Exercise directions:
Print the full listing exactly.
═════ Data shown
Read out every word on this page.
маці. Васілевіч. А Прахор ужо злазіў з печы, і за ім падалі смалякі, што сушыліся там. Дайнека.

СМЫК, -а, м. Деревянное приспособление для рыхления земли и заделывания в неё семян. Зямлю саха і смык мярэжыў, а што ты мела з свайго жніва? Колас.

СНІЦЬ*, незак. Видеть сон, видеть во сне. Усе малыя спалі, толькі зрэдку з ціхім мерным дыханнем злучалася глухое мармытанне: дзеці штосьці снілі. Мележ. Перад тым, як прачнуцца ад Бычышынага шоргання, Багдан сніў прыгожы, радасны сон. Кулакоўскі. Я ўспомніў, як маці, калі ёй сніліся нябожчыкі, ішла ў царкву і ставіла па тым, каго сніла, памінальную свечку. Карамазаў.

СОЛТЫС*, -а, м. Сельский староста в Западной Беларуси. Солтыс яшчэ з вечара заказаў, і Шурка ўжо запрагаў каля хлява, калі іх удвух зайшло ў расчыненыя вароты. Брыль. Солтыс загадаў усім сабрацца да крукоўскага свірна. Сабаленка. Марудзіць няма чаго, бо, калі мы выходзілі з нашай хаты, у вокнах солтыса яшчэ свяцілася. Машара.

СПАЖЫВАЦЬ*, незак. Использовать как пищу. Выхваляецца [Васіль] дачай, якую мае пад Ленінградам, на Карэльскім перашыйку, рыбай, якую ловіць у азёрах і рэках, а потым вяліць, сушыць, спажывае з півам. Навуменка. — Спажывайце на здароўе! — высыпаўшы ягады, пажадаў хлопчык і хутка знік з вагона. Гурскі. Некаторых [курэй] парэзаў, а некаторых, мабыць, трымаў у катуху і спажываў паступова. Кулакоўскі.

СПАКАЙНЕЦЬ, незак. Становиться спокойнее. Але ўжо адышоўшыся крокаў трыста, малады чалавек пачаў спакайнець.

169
══════════
The solution:
Read out every word on this page.
маці. Васілевіч. А Прахор ужо злазіў з печы, і за ім падалі смалякі, што сушыліся там. Дайнека.

СМЫК, -а, м. Деревянное приспособление для рыхления земли и заделывания в неё семян. Зямлю саха і смык мярэжыў, а што ты мела з свайго жніва? Колас.

СНІЦЬ*, незак. Видеть сон, видеть во сне. Усе малыя спалі, толькі зрэдку з ціхім мерным дыханнем злучалася глухое мармытанне: дзеці штосьці снілі. Мележ. Перад тым, як прачнуцца ад Бычышынага шоргання, Багдан сніў прыгожы, радасны сон. Кулакоўскі. Я ўспомніў, як маці, калі ёй сніліся нябожчыкі, ішла ў царкву і ставіла па тым, каго сніла, памінальную свечку. Карамазаў.

СОЛТЫС*, -а, м. Сельский староста в Западной Беларуси. Солтыс яшчэ з вечара заказаў, і Шурка ўжо запрагаў каля хлява, калі іх удвух зайшло ў расчыненыя вароты. Брыль. Солтыс загадаў усім сабрацца да крукоўскага свірна. Сабаленка. Марудзіць няма чаго, бо, калі мы выходзілі з нашай хаты, у вокнах солтыса яшчэ свяцілася. Машара.

СПАЖЫВАЦЬ*, незак. Использовать как пищу. Выхваляецца [Васіль] дачай, якую мае пад Ленінградам, на Карэльскім перашыйку, рыбай, якую ловіць у азёрах і рэках, а потым вяліць, сушыць, спажывае з півам. Навуменка. — Спажывайце на здароўе! — высыпаўшы ягады, пажадаў хлопчык і хутка знік з вагона. Гурскі. Некаторых [курэй] парэзаў, а некаторых, мабыць, трымаў у катуху і спажываў паступова. Кулакоўскі.

СПАКАЙНЕЦЬ, незак. Становиться спокойнее. Але ўжо адышоўшыся крокаў трыста, малады чалавек пачаў спакайнець.

169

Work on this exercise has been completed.